Instructions for the task ▸ Filter for the word "label" and keep each matching line.

Records ▸
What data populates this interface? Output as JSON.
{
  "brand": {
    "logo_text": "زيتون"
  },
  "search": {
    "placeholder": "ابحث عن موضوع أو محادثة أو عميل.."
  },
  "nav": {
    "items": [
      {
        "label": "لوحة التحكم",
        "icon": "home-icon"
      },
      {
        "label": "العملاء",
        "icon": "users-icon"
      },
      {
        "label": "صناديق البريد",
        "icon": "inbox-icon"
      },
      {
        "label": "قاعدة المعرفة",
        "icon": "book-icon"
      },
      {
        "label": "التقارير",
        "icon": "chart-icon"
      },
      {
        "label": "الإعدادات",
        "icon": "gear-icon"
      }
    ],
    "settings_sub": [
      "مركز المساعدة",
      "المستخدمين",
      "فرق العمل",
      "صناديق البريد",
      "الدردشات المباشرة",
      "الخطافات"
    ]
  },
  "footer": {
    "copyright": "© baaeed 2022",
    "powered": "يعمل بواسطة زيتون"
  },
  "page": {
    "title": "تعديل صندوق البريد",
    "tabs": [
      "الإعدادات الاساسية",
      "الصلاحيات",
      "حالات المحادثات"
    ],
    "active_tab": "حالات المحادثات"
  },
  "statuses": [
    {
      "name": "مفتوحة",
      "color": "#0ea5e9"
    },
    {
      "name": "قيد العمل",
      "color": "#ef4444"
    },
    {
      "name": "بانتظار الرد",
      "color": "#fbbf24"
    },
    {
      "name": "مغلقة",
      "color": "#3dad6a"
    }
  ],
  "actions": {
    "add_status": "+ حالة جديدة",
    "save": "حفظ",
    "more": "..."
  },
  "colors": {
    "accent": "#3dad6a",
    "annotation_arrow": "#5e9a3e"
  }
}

Written response ▸
        "label": "لوحة التحكم",
        "label": "العملاء",
        "label": "صناديق البريد",
        "label": "قاعدة المعرفة",
        "label": "التقارير",
        "label": "الإعدادات",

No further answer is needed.